— Work to complete —
Reproduce the records verbatim, starting at their first line and ending at the line that contains "word-clauss: Clauß — [384, 380, 454, 410]".

### The input

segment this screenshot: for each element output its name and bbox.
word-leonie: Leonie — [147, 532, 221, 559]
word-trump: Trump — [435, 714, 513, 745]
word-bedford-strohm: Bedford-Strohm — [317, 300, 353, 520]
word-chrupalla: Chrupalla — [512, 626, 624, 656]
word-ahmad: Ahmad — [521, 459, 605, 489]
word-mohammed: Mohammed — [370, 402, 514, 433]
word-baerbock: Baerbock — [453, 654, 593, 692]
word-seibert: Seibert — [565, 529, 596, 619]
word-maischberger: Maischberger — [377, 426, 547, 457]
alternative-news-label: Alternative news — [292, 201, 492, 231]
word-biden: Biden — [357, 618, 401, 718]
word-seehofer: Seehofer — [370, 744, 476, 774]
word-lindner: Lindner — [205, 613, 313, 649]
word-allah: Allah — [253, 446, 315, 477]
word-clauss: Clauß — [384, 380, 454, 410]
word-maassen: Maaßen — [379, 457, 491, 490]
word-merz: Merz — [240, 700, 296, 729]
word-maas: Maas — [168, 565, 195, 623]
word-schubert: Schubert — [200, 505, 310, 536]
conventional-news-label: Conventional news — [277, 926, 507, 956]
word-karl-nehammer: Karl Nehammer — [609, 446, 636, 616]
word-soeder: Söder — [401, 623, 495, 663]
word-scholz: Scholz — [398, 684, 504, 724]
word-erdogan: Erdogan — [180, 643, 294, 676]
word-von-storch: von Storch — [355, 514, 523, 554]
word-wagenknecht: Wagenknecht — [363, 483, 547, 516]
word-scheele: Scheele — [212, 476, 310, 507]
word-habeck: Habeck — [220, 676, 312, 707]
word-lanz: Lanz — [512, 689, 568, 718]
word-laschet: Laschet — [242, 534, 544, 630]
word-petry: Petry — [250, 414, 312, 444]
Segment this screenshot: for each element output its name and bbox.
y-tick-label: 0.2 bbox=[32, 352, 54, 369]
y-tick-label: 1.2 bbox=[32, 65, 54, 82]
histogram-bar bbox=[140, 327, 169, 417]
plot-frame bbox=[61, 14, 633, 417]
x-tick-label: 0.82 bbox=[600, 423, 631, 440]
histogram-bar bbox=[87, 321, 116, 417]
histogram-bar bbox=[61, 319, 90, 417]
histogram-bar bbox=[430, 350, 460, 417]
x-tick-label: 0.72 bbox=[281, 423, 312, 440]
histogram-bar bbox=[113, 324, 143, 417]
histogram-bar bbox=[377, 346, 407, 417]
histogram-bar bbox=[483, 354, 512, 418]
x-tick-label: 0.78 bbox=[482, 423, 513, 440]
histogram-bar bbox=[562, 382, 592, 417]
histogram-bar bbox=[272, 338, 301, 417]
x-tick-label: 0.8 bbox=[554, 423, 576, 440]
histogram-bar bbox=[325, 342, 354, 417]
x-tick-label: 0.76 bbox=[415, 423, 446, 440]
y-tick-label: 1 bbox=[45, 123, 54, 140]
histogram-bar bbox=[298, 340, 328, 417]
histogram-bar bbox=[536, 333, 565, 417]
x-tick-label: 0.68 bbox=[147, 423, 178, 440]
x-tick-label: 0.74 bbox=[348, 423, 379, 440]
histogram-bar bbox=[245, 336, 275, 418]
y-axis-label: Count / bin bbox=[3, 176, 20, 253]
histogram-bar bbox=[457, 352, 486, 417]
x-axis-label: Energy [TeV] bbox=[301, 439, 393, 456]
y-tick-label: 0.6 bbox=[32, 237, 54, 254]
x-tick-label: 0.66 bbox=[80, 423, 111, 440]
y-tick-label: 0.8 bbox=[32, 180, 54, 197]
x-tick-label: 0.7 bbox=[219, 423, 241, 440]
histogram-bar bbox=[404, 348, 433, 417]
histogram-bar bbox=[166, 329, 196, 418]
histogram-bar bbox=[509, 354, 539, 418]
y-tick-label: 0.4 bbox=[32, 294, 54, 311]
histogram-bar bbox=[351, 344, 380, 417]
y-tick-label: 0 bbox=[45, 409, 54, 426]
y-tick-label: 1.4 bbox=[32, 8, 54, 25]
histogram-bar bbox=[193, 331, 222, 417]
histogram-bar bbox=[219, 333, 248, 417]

######

— Answer to this task —
segment this screenshot: for each element output its name and bbox.
word-leonie: Leonie — [147, 532, 221, 559]
word-trump: Trump — [435, 714, 513, 745]
word-bedford-strohm: Bedford-Strohm — [317, 300, 353, 520]
word-chrupalla: Chrupalla — [512, 626, 624, 656]
word-ahmad: Ahmad — [521, 459, 605, 489]
word-mohammed: Mohammed — [370, 402, 514, 433]
word-baerbock: Baerbock — [453, 654, 593, 692]
word-seibert: Seibert — [565, 529, 596, 619]
word-maischberger: Maischberger — [377, 426, 547, 457]
alternative-news-label: Alternative news — [292, 201, 492, 231]
word-biden: Biden — [357, 618, 401, 718]
word-seehofer: Seehofer — [370, 744, 476, 774]
word-lindner: Lindner — [205, 613, 313, 649]
word-allah: Allah — [253, 446, 315, 477]
word-clauss: Clauß — [384, 380, 454, 410]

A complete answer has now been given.